◆ **Set exercise**: Wherever a line holds the string "this", copy that line.

Stored items
— start —
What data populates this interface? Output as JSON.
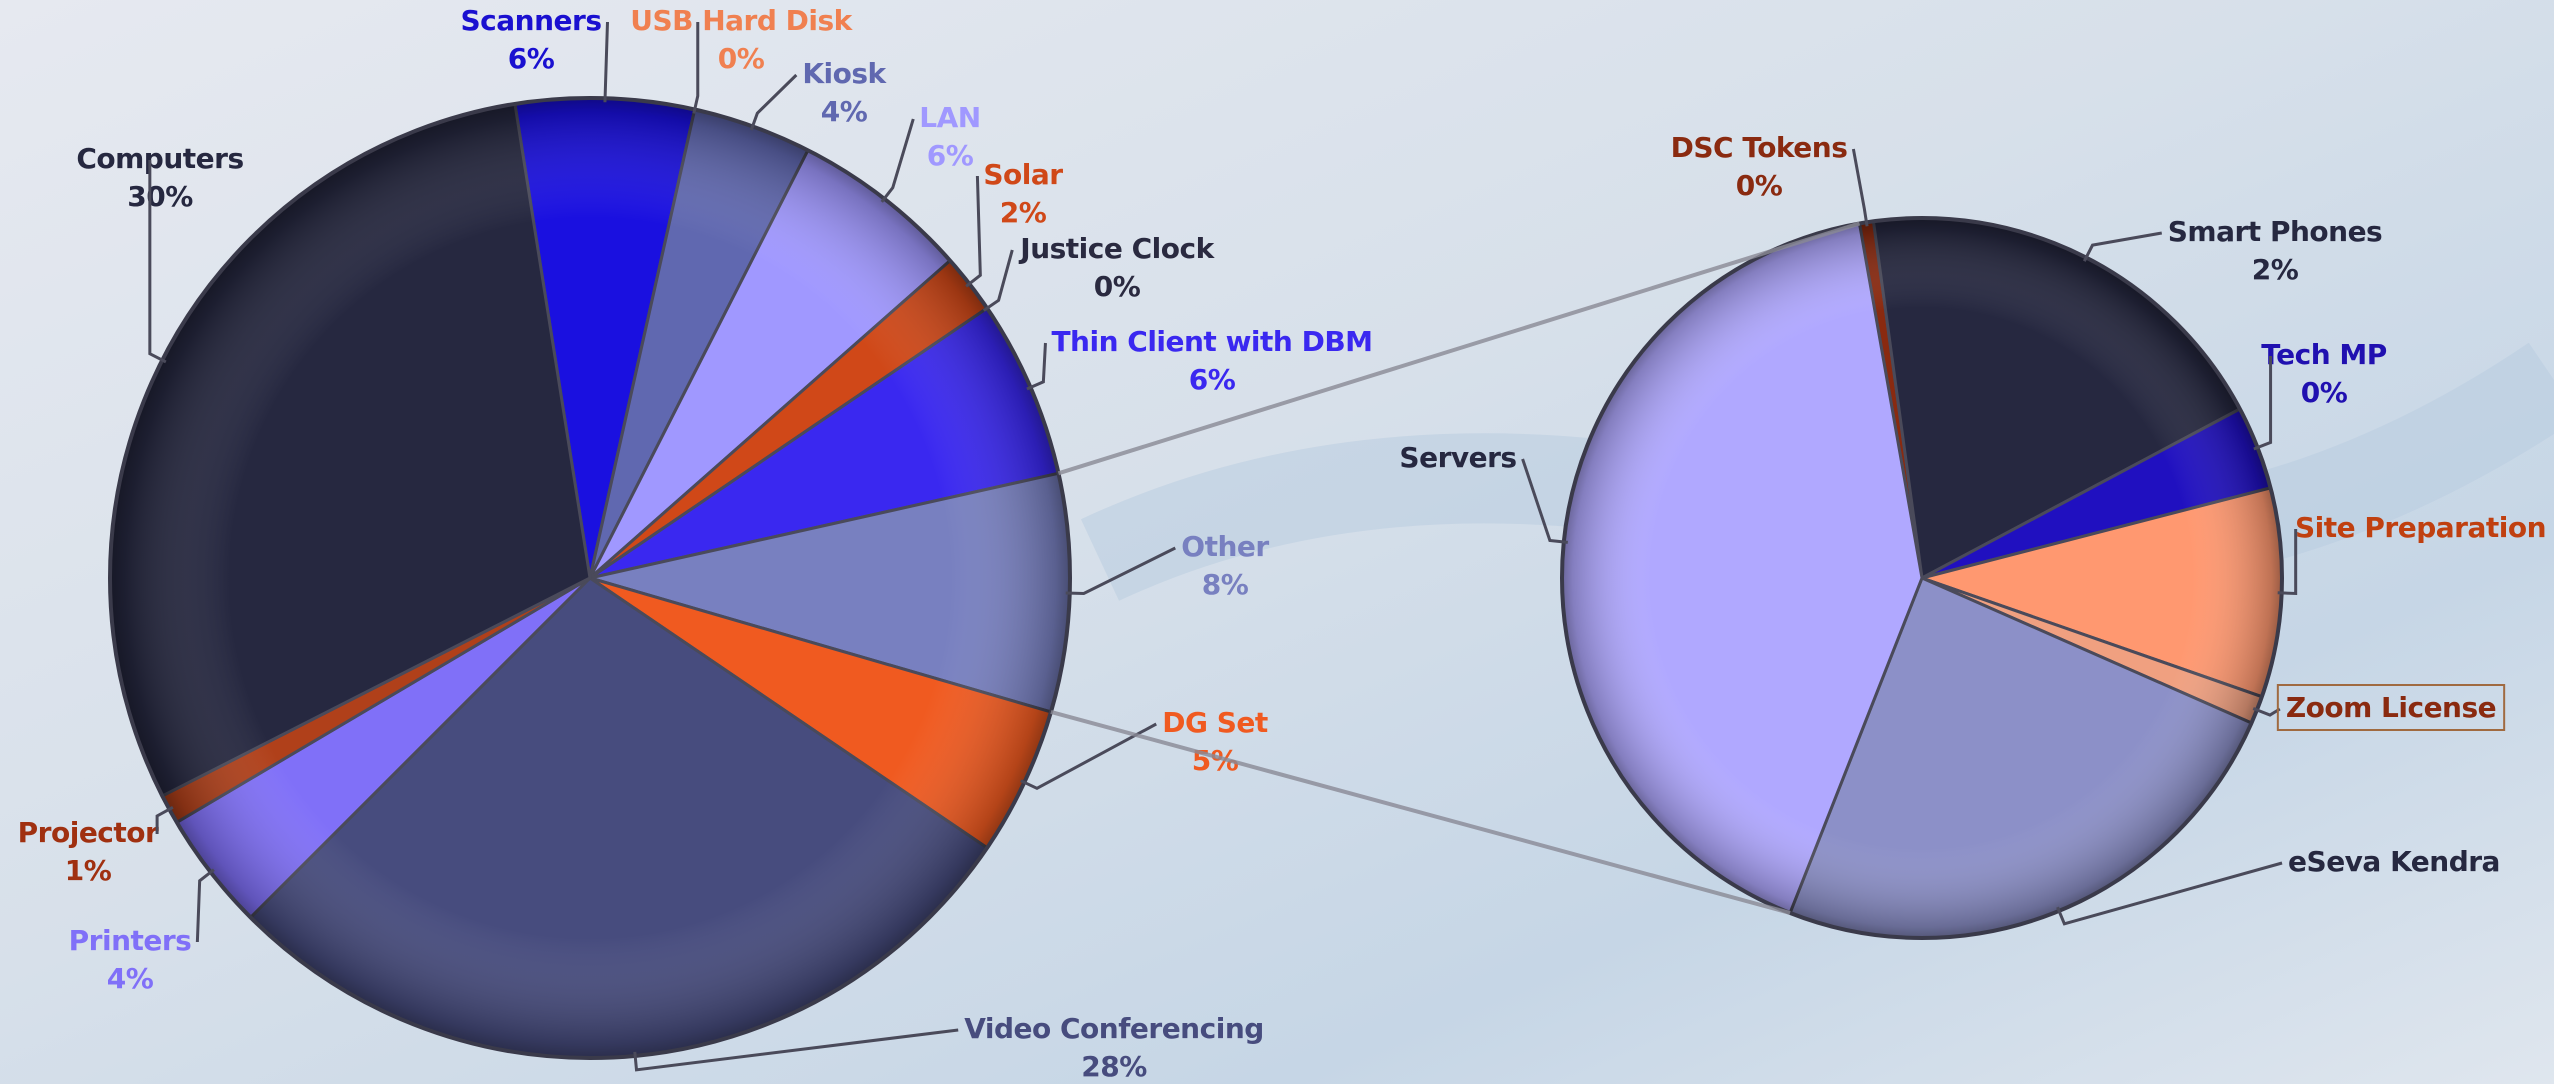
{
  "chart_data": [
    {
      "type": "pie",
      "categories": [
        "Scanners",
        "USB Hard Disk",
        "Kiosk",
        "LAN",
        "Solar",
        "Justice Clock",
        "Thin Client with DBM",
        "Other",
        "DG Set",
        "Video Conferencing",
        "Printers",
        "Projector",
        "Computers"
      ],
      "values": [
        6,
        0,
        4,
        6,
        2,
        0,
        6,
        8,
        5,
        28,
        4,
        1,
        30
      ],
      "value_labels": [
        "6%",
        "0%",
        "4%",
        "6%",
        "2%",
        "0%",
        "6%",
        "8%",
        "5%",
        "28%",
        "4%",
        "1%",
        "30%"
      ],
      "colors": [
        "#1a10e0",
        "#f08050",
        "#6068b0",
        "#a098ff",
        "#d04818",
        "#2a2a40",
        "#3a28f0",
        "#7880c0",
        "#f05a20",
        "#474c7e",
        "#8070f8",
        "#b0401a",
        "#262840"
      ],
      "label_colors": [
        "#1a10d0",
        "#f08050",
        "#6068b0",
        "#a098ff",
        "#d04818",
        "#2a2a40",
        "#3a28f0",
        "#7880c0",
        "#f05a20",
        "#474c7e",
        "#8070f8",
        "#a03010",
        "#262840"
      ]
    },
    {
      "type": "pie",
      "categories": [
        "DSC Tokens",
        "Smart Phones",
        "Tech MP",
        "Site Preparation",
        "Zoom License",
        "eSeva Kendra",
        "Servers"
      ],
      "values": [
        0.05,
        1.55,
        0.3,
        0.75,
        0.1,
        1.95,
        3.3
      ],
      "value_labels": [
        "0%",
        "2%",
        "0%",
        null,
        null,
        null,
        null
      ],
      "colors": [
        "#8a2a10",
        "#262840",
        "#2010c0",
        "#ff9870",
        "#f0a080",
        "#8c90c8",
        "#b0a8ff"
      ],
      "label_colors": [
        "#8a2a10",
        "#262840",
        "#2010b0",
        "#c04010",
        "#8a2a10",
        "#262840",
        "#262840"
      ]
    }
  ]
}
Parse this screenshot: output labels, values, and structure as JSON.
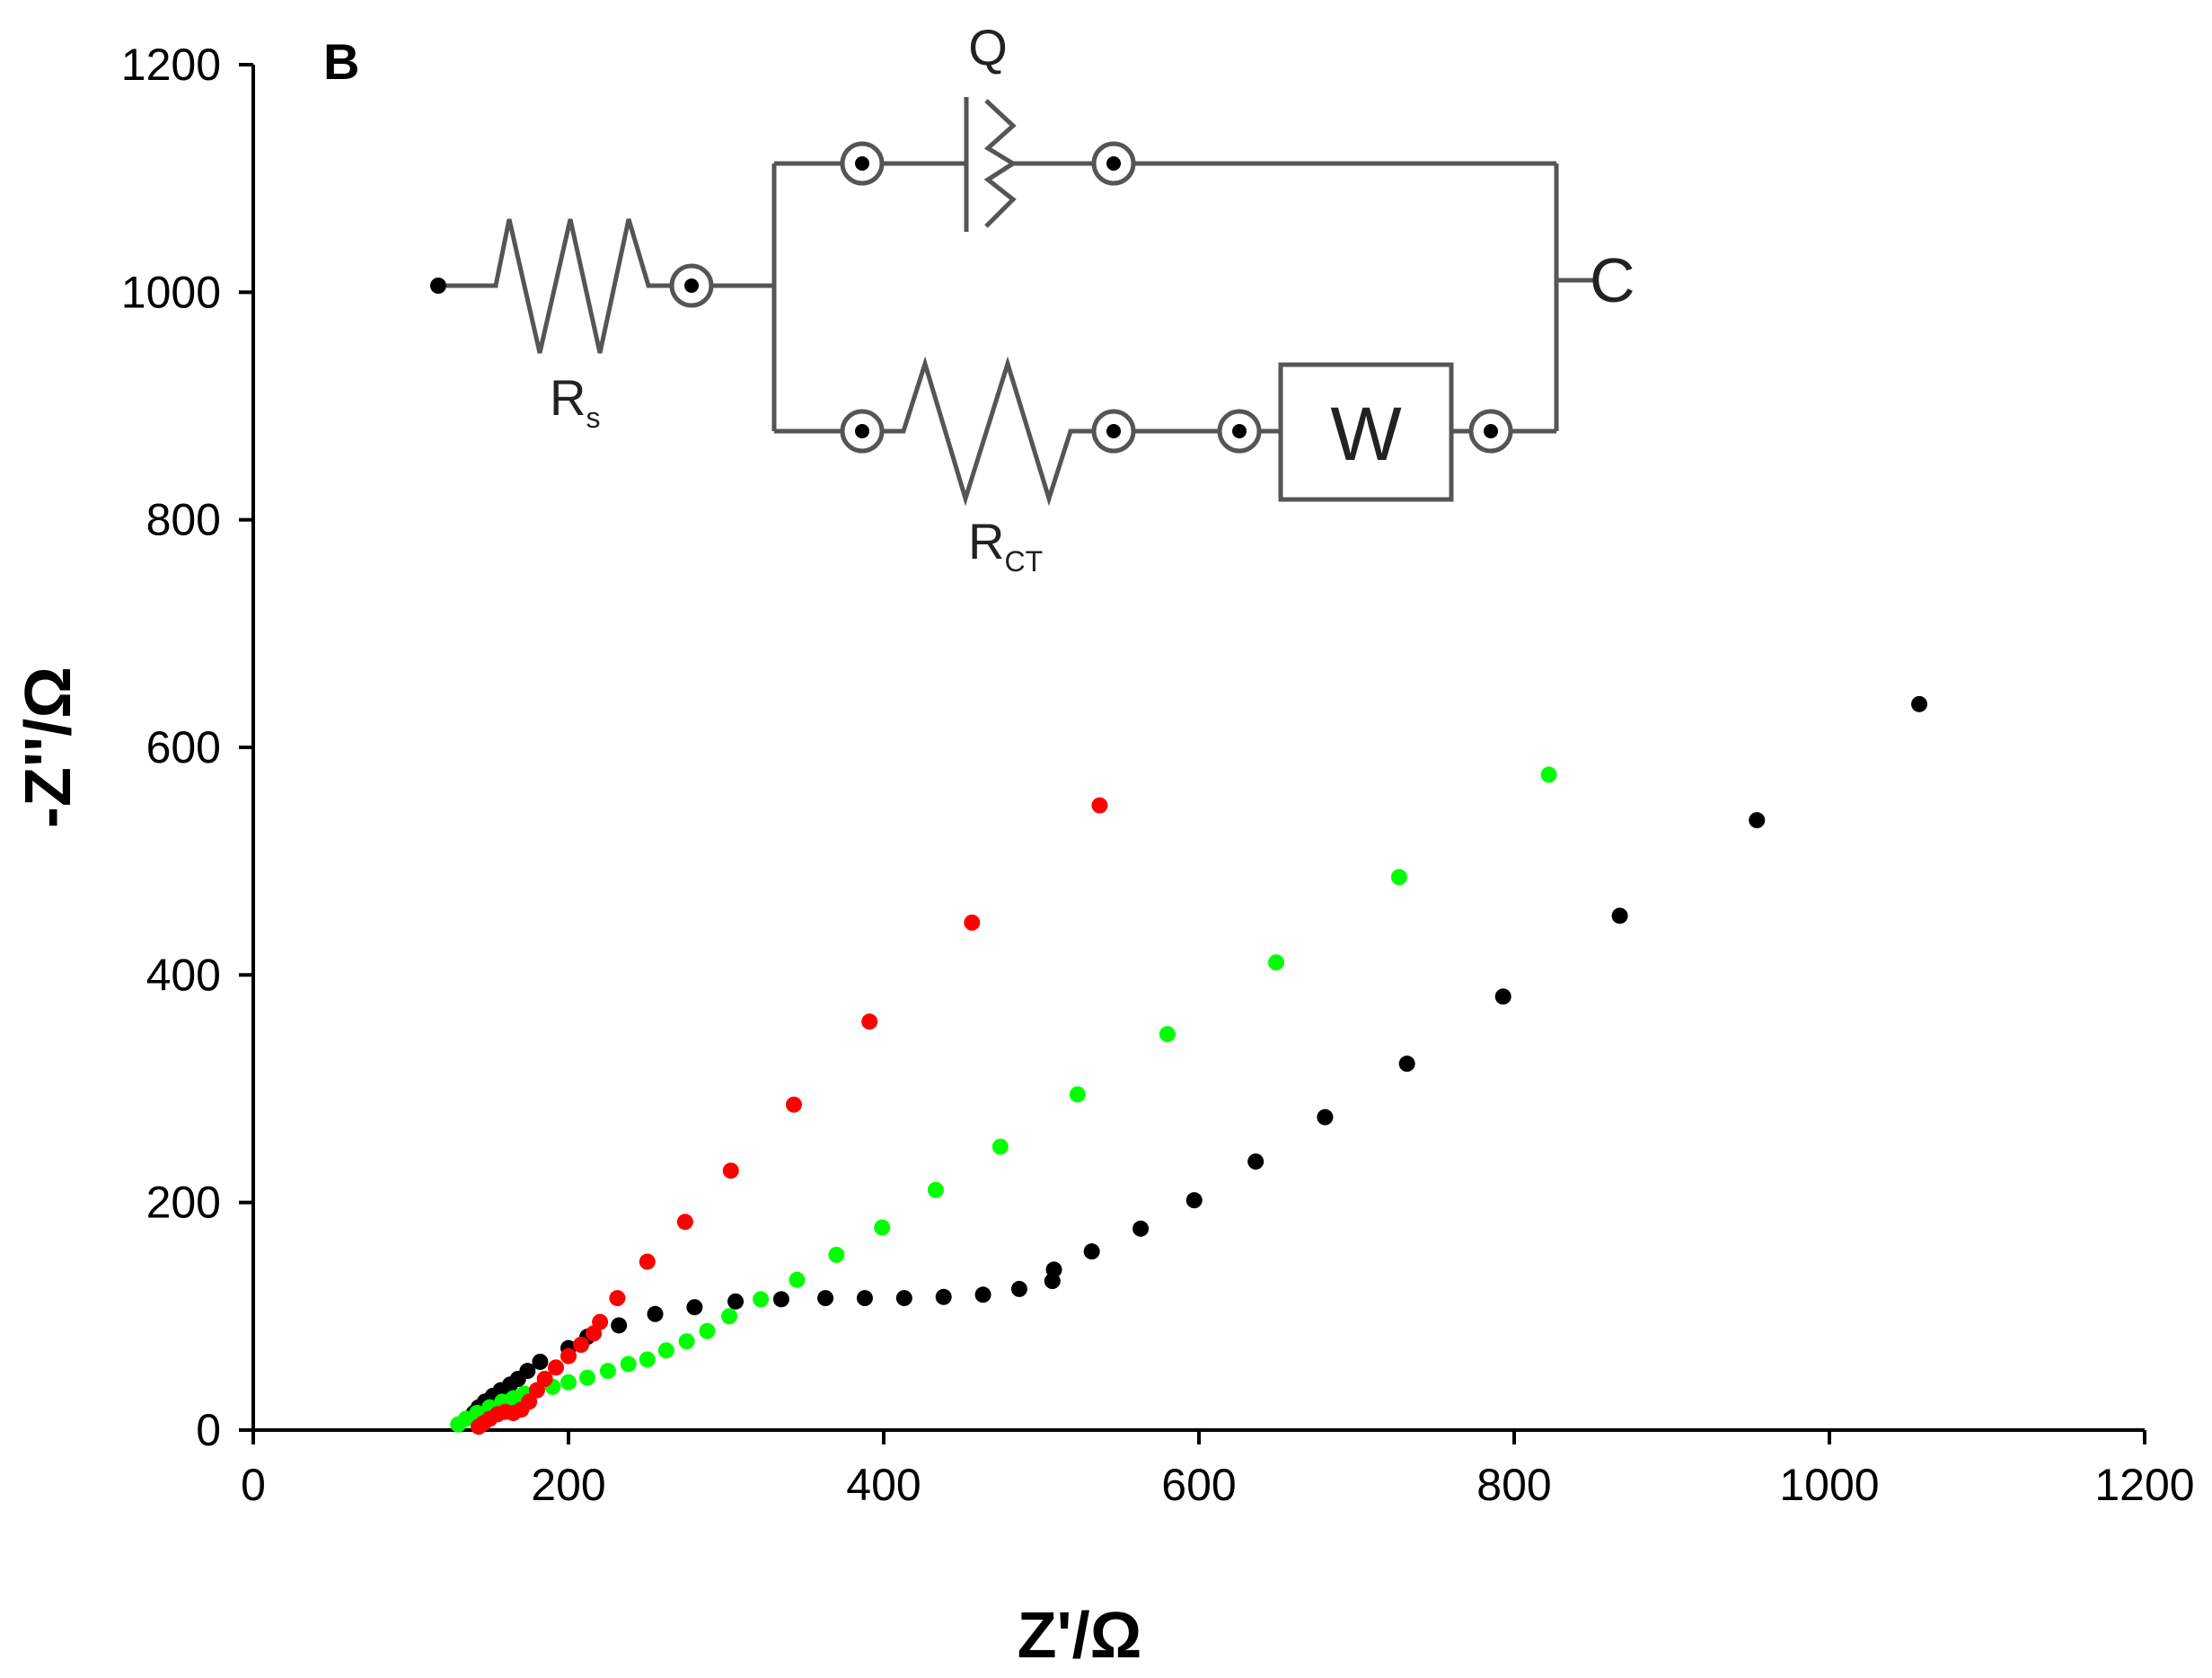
{
  "panel_label": "B",
  "chart_data": {
    "type": "scatter",
    "title": "",
    "xlabel": "Z'/Ω",
    "ylabel": "-Z''/Ω",
    "xlim": [
      0,
      1200
    ],
    "ylim": [
      0,
      1200
    ],
    "xticks": [
      "0",
      "200",
      "400",
      "600",
      "800",
      "1000",
      "1200"
    ],
    "yticks": [
      "0",
      "200",
      "400",
      "600",
      "800",
      "1000",
      "1200"
    ],
    "grid": false,
    "legend": "none",
    "series": [
      {
        "name": "black",
        "color": "#000000",
        "points": [
          [
            140,
            15
          ],
          [
            143,
            20
          ],
          [
            147,
            25
          ],
          [
            152,
            30
          ],
          [
            157,
            35
          ],
          [
            163,
            40
          ],
          [
            168,
            45
          ],
          [
            174,
            52
          ],
          [
            182,
            60
          ],
          [
            200,
            72
          ],
          [
            212,
            82
          ],
          [
            232,
            92
          ],
          [
            255,
            102
          ],
          [
            280,
            108
          ],
          [
            306,
            113
          ],
          [
            335,
            115
          ],
          [
            363,
            116
          ],
          [
            388,
            116
          ],
          [
            413,
            116
          ],
          [
            438,
            117
          ],
          [
            463,
            119
          ],
          [
            486,
            124
          ],
          [
            507,
            131
          ],
          [
            508,
            141
          ],
          [
            532,
            157
          ],
          [
            563,
            177
          ],
          [
            597,
            202
          ],
          [
            636,
            236
          ],
          [
            680,
            275
          ],
          [
            732,
            322
          ],
          [
            793,
            381
          ],
          [
            867,
            452
          ],
          [
            954,
            536
          ],
          [
            1057,
            638
          ]
        ]
      },
      {
        "name": "green",
        "color": "#00ff00",
        "points": [
          [
            130,
            5
          ],
          [
            135,
            10
          ],
          [
            142,
            15
          ],
          [
            150,
            20
          ],
          [
            158,
            25
          ],
          [
            165,
            28
          ],
          [
            172,
            32
          ],
          [
            180,
            35
          ],
          [
            190,
            38
          ],
          [
            200,
            42
          ],
          [
            212,
            46
          ],
          [
            225,
            52
          ],
          [
            238,
            58
          ],
          [
            250,
            62
          ],
          [
            262,
            70
          ],
          [
            275,
            78
          ],
          [
            288,
            87
          ],
          [
            302,
            100
          ],
          [
            322,
            115
          ],
          [
            345,
            132
          ],
          [
            370,
            154
          ],
          [
            399,
            178
          ],
          [
            433,
            211
          ],
          [
            474,
            249
          ],
          [
            523,
            295
          ],
          [
            580,
            348
          ],
          [
            649,
            411
          ],
          [
            727,
            486
          ],
          [
            822,
            576
          ]
        ]
      },
      {
        "name": "red",
        "color": "#ff0000",
        "points": [
          [
            143,
            3
          ],
          [
            146,
            6
          ],
          [
            150,
            10
          ],
          [
            155,
            14
          ],
          [
            160,
            16
          ],
          [
            165,
            15
          ],
          [
            170,
            18
          ],
          [
            175,
            25
          ],
          [
            180,
            35
          ],
          [
            185,
            45
          ],
          [
            192,
            55
          ],
          [
            200,
            65
          ],
          [
            208,
            75
          ],
          [
            216,
            85
          ],
          [
            220,
            95
          ],
          [
            231,
            116
          ],
          [
            250,
            148
          ],
          [
            274,
            183
          ],
          [
            303,
            228
          ],
          [
            343,
            286
          ],
          [
            391,
            359
          ],
          [
            456,
            446
          ],
          [
            537,
            549
          ]
        ]
      }
    ],
    "inset_circuit": {
      "labels": {
        "rs": "R",
        "rs_sub": "s",
        "q": "Q",
        "rct": "R",
        "rct_sub": "CT",
        "w": "W",
        "terminal_end": "C"
      }
    }
  }
}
— end —
◆ **Solution below**:
What data populates this interface? Output as JSON.
Parse this screenshot: output labels, values, and structure as JSON.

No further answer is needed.